Insbesondere die bei der Generation Z sehr beliebten Plattformen TikTok und Instagram haben sich im Midterms-Wahlkampf wiederholt als geeignete Kanäle für Influencer-Kampagnen erwiesen. Das wird den Einschätzungen von Expertinnen und Experten zufolge auch langfristig so bleiben. Denn: Soziale Netzwerke wie Instragam, TikTok aber auch Youtube sind für junge Zielgruppen wichtige Plattformen, um sich über politische Inhalte zu informieren und werden auch gegenüber klassischen Suchmaschinen wie Google bevorzugt. Für Wahlkampagnen ist die Mobilisierung junger Menschen über Influencer-Marketing also ein Modell mit Zukunft.
2. TikTok und BeReal – die „Neuen“ in der Social Media-Welt
Um junge Menschen zu erreichen, müssen politische Parteien und Politikerinnen bzw. Politiker auch darauf achten, dort präsent zu sein, wo junge Menschen aktiv sind. Das gilt beispielsweise für Instagram und Youtube, doch auch immer mehr für die beliebte Kurzvideo-Plattform TikTok und die noch relativ junge Plattform BeReal.
Während sich TikTok bereits etabliert hat und auch die Einschätzung, dass es sich hier um eine Plattform handelt, die insbesondere für die Kommunikation mit jungen Zielgruppen zentral ist, durchgesetzt hat, bewegt sich BeReal noch weitegehend unterhalb der Wahrnehmungsschwelle. Die 2020 gegründete App BeReal, die sich als Gegenentwurf zu Instagram versteht, erfreut sich derzeit wachsender Beliebtheit. So verzeichnete die Plattform im vergangenen Jahr allein in den USA ca. 53 Millionen Downloads. Eine aktuelle Befragung der Mediaagentur OMD zeigt, dass 15 Prozent der Befragten zwischen 18 und 39 Jahren BeReal bereits nutzen und das auch aktiv: Mehr als die Hälfte der befragten Personen gab an, mindestens fünfmal pro Woche etwas zu teilen.

Datenzeilen:
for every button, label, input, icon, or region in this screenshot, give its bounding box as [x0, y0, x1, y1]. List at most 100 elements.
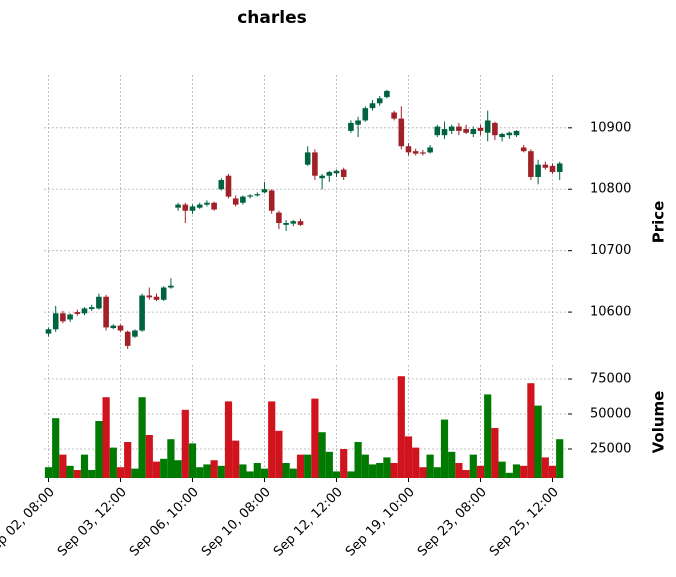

Ziel A:
Zähle alle sozialen Plattformen auf, die der Dokumentausschnitt zu sozialen Medien im Wahlkampf namentlich nennt.
Ziel B:
Aktualisiere im Dokumentausschnitt zu sozialen Medien im Wahlkampf die Stelle von "Insbesondere die bei" bis "Modell mit Zukunft.", indem du "Midterms-Wahlkampf" durch "Präsidentschaftswahlkampf" ersetzt, und gib diese Stelle vollständig aus.
Ziel C:
Schreibe den Dokumentausschnitt zu sozialen Medien im Wahlkampf im Anschluss an seinen letzten Satz weiter.

Endergebnis A:
TikTok, Instagram, Youtube, BeReal

Endergebnis B:
Insbesondere die bei der Generation Z sehr beliebten Plattformen TikTok und Instagram haben sich im Präsidentschaftswahlkampf wiederholt als geeignete Kanäle für Influencer-Kampagnen erwiesen. Das wird den Einschätzungen von Expertinnen und Experten zufolge auch langfristig so bleiben. Denn: Soziale Netzwerke wie Instragam, TikTok aber auch Youtube sind für junge Zielgruppen wichtige Plattformen, um sich über politische Inhalte zu informieren und werden auch gegenüber klassischen Suchmaschinen wie Google bevorzugt. Für Wahlkampagnen ist die Mobilisierung junger Menschen über Influencer-Marketing also ein Modell mit Zukunft.

Endergebnis C:
Ob sich die App langfristig etablieren wird, werden wohl die kommenden Monate zeigen. Sollte BeReal mehr als ein vorrübergehender Hype sein, könnte die App auch für die politische Kommunikation spannend sein. Welche Möglichkeiten die Plattform bietet und wie sie funktioniert, haben wir hier zusammengefasst.
3. Facebook bleibt für politische Werbung zentral – aber wie lange noch?
Auch wenn Facebooks Nutzerzahlen in den vergangenen Jahren stagnierten und die Bewerbungsmöglichkeiten eingeschränkt wurden, bleibt die Plattform für Werbeanzeigen essentiell. Das liegt einerseits daran, dass die zum Meta-Konzern gehörende Plattform gemeinsam mit Instagram zahlreiche Möglichkeiten zur zielgruppenspezifischen Ausspielung von Werbeanzeigen sowie unterschiedliche Werbeformate bietet. Andererseits kann Facebook trotz stagnierende Nutzerzahlen theoretisch noch immer eine der größten Communitys erreichen.
Das zeigt sich nicht nur in den USA, sondern auch in Deutschland: Seit 2019 hat Facebook laut seiner Werbebibliothek demnach allein in Deutschland etwa 926.000 Posts als Wahlwerbung oder Werbung „zu politisch oder gesellschaftlich relevanten Themen“ eingestuft, die sich auf einen Gesamtbetrag von ca. 96,7 Millionen Euro belaufen.
Ob politische Werbung auf Facebook auch zukünftig möglich sein wird, scheint jedoch fraglich. Laut aktuellen Berichten erwägt Meta ein unternehmensweites Verbot von politischer Werbung aufgrund der bevorstehenden EU-Verordnung, die mehr Transparenz und einen besseren Schutz der Userinnen und User in diesem Bereich gewährleisten soll. Aus Sicht von Meta sei allerdings unklar, ob die sozialen Netzwerke Facebook und Instagram die geforderten Bedingungen umsetzen können.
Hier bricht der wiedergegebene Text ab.